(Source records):
++++++++++++++++++++
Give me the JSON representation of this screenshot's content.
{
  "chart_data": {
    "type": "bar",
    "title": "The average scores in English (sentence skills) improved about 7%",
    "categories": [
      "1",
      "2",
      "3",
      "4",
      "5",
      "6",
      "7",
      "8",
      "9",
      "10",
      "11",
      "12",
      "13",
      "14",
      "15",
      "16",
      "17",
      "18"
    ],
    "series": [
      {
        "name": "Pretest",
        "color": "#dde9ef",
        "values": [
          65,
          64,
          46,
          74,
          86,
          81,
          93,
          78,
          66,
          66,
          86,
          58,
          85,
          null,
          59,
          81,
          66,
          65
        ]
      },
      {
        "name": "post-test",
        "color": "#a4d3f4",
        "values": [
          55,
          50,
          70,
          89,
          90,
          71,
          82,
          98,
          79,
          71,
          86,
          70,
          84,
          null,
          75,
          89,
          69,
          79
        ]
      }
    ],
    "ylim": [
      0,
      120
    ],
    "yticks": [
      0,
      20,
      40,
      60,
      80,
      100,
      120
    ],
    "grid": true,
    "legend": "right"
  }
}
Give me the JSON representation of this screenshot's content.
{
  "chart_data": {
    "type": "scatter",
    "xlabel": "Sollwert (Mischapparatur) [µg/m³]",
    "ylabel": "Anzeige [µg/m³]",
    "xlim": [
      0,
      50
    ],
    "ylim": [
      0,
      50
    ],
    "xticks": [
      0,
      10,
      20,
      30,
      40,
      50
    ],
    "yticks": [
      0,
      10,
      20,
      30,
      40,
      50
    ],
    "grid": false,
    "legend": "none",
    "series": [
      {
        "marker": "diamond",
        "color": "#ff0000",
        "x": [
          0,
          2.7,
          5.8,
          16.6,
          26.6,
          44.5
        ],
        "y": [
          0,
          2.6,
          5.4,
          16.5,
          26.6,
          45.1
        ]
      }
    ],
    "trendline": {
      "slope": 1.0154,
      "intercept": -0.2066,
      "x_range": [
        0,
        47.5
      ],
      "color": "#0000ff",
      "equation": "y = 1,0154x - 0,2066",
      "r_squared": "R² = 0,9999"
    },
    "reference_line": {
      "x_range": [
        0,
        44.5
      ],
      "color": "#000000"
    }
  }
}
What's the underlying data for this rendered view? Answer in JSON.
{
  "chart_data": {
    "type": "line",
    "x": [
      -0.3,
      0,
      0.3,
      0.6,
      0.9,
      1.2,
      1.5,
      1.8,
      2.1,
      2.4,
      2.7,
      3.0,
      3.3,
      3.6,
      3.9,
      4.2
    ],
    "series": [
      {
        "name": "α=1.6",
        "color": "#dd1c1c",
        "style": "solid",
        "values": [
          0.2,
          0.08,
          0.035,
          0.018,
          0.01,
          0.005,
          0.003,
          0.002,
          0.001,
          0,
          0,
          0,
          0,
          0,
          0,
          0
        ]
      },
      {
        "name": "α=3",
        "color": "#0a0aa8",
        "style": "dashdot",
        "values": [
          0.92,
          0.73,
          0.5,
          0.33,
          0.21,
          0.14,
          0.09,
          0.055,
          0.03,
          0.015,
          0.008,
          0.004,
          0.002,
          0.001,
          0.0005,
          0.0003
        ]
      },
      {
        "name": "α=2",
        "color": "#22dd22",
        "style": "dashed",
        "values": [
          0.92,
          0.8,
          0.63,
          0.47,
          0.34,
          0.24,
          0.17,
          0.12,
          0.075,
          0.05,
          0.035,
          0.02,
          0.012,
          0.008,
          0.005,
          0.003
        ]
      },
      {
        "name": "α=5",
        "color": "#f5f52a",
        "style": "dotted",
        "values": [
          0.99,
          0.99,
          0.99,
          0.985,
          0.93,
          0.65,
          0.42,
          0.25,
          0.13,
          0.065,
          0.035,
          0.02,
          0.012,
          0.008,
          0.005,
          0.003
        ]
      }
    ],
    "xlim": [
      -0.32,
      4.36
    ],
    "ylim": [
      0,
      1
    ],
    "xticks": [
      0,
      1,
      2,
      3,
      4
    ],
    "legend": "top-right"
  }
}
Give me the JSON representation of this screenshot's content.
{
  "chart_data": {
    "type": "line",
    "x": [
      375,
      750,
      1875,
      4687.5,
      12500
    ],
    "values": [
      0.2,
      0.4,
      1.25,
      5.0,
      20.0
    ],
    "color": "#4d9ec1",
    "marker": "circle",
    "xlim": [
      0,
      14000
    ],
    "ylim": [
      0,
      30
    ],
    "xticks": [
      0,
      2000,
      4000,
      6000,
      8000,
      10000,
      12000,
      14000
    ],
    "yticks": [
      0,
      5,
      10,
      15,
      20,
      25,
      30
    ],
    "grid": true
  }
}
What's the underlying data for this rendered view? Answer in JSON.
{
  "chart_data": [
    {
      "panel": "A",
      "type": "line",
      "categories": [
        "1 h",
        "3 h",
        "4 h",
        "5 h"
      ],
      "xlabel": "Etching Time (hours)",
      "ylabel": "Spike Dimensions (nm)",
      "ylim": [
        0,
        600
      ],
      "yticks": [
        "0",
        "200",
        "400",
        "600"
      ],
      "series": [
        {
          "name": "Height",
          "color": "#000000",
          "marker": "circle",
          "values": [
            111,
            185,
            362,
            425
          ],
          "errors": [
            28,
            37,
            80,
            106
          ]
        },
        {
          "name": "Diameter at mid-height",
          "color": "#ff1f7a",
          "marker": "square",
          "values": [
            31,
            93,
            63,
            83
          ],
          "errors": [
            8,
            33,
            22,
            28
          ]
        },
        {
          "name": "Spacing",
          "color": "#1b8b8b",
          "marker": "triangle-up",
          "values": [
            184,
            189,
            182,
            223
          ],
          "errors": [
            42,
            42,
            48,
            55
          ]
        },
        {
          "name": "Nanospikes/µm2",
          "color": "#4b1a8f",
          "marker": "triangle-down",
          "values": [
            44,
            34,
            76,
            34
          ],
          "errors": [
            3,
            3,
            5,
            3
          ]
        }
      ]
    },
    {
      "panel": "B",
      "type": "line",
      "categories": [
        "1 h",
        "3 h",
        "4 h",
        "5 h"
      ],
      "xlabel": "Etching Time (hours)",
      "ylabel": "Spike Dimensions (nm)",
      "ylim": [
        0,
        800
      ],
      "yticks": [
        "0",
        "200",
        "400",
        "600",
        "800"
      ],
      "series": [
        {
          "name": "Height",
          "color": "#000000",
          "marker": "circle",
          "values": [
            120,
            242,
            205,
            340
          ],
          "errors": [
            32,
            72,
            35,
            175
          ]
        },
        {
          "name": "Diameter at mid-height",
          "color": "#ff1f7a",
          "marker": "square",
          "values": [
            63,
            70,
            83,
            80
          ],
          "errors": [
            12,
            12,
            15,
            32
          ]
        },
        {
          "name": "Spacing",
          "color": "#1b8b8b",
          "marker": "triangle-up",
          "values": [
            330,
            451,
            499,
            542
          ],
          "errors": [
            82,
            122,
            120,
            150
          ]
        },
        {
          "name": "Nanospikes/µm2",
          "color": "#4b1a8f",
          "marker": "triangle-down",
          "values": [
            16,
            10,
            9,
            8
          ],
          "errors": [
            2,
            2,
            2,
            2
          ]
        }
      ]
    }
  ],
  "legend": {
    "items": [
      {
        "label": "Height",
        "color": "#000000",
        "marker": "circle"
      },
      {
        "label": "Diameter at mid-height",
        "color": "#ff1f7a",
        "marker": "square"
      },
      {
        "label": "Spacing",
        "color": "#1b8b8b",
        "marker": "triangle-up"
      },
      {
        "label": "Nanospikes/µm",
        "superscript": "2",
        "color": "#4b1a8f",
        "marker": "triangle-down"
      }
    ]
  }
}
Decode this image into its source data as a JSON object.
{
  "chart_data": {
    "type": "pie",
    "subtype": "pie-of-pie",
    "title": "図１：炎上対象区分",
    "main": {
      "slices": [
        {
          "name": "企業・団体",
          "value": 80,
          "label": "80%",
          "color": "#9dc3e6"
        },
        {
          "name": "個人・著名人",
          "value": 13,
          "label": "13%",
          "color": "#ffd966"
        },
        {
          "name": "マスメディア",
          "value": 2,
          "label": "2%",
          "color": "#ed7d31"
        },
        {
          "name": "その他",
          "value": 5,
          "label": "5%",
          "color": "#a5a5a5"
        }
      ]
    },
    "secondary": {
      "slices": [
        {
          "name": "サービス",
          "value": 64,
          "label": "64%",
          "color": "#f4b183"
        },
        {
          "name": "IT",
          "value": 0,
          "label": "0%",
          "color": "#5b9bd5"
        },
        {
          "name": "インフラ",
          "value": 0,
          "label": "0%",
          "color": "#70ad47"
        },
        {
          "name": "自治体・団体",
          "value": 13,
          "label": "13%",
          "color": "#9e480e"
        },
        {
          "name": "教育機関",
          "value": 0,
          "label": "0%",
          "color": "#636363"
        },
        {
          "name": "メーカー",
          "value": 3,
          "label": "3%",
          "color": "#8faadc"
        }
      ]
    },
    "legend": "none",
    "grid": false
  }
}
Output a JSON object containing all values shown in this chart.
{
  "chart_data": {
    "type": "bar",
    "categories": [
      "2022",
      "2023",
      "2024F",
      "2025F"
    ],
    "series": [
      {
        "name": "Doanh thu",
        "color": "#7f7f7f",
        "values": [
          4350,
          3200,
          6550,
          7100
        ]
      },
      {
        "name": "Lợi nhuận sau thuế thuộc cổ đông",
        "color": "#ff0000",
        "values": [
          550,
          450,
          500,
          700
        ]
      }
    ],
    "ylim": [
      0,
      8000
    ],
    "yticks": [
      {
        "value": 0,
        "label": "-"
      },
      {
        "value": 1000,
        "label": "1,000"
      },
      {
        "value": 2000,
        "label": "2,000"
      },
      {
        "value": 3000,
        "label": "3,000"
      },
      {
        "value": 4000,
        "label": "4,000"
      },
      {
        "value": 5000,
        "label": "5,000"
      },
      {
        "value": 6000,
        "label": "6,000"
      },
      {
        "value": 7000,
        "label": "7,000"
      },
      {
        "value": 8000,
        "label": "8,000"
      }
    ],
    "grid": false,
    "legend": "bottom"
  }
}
++++++++++++++++++++
(AIM):
Pick out each line in the material containing "object".

(RESULT FOR THIS TASK):
Decode this image into its source data as a JSON object.
Output a JSON object containing all values shown in this chart.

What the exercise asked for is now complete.